## begin

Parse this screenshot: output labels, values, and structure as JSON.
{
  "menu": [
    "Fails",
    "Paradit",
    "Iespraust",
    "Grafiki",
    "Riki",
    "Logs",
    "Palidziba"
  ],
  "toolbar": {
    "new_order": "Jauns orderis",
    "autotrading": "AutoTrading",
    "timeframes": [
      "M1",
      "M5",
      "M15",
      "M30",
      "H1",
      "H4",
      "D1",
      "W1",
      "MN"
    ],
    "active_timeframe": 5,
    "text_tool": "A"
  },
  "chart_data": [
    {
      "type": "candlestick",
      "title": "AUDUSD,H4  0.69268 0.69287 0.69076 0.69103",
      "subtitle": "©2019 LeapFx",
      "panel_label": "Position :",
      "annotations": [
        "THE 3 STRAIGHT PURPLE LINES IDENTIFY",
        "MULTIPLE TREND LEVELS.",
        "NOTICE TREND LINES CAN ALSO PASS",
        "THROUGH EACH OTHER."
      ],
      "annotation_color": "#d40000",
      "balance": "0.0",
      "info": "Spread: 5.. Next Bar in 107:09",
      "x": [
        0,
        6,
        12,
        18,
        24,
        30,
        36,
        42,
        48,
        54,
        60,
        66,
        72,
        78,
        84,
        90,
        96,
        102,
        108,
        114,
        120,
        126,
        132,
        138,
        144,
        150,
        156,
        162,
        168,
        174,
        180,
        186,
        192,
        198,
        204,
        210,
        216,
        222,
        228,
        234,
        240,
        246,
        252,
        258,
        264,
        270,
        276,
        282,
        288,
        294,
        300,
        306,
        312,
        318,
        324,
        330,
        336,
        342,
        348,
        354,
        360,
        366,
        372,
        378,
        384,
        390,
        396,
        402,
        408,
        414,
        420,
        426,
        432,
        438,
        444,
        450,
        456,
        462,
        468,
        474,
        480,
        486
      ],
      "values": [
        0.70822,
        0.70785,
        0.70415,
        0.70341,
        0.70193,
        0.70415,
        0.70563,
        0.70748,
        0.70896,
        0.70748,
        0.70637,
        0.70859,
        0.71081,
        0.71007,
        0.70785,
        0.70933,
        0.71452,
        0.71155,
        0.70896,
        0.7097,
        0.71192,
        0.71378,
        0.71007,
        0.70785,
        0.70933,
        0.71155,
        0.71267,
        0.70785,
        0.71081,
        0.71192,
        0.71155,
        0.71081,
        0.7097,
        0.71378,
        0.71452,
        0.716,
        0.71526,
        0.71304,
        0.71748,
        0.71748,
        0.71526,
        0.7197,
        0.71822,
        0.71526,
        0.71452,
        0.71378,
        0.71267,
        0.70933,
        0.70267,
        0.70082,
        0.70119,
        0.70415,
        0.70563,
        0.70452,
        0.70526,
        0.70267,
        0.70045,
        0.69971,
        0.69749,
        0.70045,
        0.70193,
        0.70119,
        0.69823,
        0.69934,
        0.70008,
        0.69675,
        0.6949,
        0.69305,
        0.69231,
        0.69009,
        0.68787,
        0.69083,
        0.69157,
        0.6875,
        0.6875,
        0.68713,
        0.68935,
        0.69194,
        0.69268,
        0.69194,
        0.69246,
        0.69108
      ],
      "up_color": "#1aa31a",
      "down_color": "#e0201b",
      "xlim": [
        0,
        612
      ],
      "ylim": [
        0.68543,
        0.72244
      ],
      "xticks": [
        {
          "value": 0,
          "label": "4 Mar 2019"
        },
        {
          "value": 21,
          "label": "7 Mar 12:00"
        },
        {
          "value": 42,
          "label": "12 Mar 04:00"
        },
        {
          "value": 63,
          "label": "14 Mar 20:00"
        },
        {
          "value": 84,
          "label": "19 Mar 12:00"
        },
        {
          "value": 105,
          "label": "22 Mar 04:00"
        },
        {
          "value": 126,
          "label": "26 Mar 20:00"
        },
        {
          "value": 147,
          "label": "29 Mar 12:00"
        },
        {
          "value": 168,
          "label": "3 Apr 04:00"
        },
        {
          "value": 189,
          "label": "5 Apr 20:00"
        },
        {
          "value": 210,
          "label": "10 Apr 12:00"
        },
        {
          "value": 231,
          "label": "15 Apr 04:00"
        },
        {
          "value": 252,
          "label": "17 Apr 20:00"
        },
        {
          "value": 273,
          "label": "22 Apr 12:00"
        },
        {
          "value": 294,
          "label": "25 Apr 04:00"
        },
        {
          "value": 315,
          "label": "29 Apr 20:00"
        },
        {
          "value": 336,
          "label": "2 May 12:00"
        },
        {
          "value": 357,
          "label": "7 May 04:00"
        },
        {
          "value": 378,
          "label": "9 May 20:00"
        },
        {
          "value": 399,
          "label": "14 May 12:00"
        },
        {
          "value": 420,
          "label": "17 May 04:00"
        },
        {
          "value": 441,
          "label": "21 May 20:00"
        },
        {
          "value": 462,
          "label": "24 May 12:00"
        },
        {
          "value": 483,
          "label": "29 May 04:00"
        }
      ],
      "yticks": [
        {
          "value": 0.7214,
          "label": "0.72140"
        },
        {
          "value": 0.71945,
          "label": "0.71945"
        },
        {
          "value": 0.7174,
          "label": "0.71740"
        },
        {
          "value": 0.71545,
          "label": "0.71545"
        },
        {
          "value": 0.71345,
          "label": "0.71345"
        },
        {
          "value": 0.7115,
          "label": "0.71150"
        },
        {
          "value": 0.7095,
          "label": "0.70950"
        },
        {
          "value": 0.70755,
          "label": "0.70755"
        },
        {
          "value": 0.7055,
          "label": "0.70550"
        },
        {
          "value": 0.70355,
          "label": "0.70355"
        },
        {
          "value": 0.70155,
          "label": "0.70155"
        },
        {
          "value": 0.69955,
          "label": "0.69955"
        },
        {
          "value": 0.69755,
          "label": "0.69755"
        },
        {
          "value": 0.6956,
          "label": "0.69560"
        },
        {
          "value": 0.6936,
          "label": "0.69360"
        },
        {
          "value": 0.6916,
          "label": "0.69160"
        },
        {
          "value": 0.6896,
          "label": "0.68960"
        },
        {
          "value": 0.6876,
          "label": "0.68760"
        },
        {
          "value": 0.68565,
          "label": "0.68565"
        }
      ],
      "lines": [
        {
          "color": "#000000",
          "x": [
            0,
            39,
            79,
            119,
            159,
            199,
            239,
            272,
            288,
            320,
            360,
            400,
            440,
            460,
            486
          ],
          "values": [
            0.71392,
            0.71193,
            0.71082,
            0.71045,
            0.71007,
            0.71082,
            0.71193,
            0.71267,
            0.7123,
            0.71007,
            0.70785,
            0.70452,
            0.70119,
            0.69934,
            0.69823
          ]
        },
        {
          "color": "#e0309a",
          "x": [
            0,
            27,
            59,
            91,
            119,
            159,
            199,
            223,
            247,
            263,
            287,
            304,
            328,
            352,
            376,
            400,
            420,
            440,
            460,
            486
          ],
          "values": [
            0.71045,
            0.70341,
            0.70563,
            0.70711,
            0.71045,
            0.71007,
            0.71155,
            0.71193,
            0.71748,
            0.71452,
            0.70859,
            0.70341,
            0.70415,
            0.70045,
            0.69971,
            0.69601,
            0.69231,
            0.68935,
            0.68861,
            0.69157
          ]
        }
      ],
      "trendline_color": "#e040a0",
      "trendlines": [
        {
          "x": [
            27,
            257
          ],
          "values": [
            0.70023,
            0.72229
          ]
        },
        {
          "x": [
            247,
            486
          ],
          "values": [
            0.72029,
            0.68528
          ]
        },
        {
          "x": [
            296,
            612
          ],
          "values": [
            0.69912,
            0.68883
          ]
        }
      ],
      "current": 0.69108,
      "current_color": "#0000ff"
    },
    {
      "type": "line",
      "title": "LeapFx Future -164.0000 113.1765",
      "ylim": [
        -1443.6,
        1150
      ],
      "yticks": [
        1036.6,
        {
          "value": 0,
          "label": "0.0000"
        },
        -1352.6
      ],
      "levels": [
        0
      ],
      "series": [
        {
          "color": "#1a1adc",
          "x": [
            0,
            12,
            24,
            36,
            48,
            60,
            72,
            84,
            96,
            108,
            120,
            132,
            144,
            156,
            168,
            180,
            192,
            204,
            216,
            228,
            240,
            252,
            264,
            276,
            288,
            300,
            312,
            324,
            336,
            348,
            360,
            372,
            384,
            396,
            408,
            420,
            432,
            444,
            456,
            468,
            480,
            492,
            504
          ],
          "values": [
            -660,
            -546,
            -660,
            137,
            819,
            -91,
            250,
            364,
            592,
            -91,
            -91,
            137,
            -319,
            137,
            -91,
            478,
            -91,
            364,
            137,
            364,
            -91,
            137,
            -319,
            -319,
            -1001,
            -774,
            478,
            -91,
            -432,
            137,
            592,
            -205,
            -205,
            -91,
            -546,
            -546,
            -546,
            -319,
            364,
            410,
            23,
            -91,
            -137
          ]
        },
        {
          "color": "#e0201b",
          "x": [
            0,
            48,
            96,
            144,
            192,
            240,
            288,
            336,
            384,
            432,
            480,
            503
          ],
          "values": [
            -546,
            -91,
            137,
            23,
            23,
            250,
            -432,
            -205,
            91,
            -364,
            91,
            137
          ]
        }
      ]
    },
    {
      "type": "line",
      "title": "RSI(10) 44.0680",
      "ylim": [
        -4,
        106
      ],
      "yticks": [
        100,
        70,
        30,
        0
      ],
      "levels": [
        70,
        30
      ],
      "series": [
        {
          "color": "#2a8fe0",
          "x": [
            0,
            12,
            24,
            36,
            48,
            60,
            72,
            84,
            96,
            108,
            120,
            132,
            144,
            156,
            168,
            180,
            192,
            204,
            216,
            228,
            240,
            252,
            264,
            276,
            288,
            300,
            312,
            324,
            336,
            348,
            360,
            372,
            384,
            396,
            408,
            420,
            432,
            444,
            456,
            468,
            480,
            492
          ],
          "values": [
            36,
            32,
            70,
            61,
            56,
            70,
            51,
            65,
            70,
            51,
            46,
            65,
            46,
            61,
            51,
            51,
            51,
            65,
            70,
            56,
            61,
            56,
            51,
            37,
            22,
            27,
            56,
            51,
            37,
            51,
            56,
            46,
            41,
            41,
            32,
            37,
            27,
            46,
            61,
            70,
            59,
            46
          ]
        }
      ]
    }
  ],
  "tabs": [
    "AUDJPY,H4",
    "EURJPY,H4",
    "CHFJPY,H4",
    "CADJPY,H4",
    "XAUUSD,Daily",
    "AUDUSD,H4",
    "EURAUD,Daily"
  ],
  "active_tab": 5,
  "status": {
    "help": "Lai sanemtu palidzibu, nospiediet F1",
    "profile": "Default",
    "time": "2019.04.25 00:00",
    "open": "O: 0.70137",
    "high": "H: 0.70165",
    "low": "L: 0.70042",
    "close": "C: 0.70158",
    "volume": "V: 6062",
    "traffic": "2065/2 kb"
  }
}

## end

Give every line of the material that includes the string "LeapFx".

      "subtitle": "©2019 LeapFx",
      "title": "LeapFx Future -164.0000 113.1765",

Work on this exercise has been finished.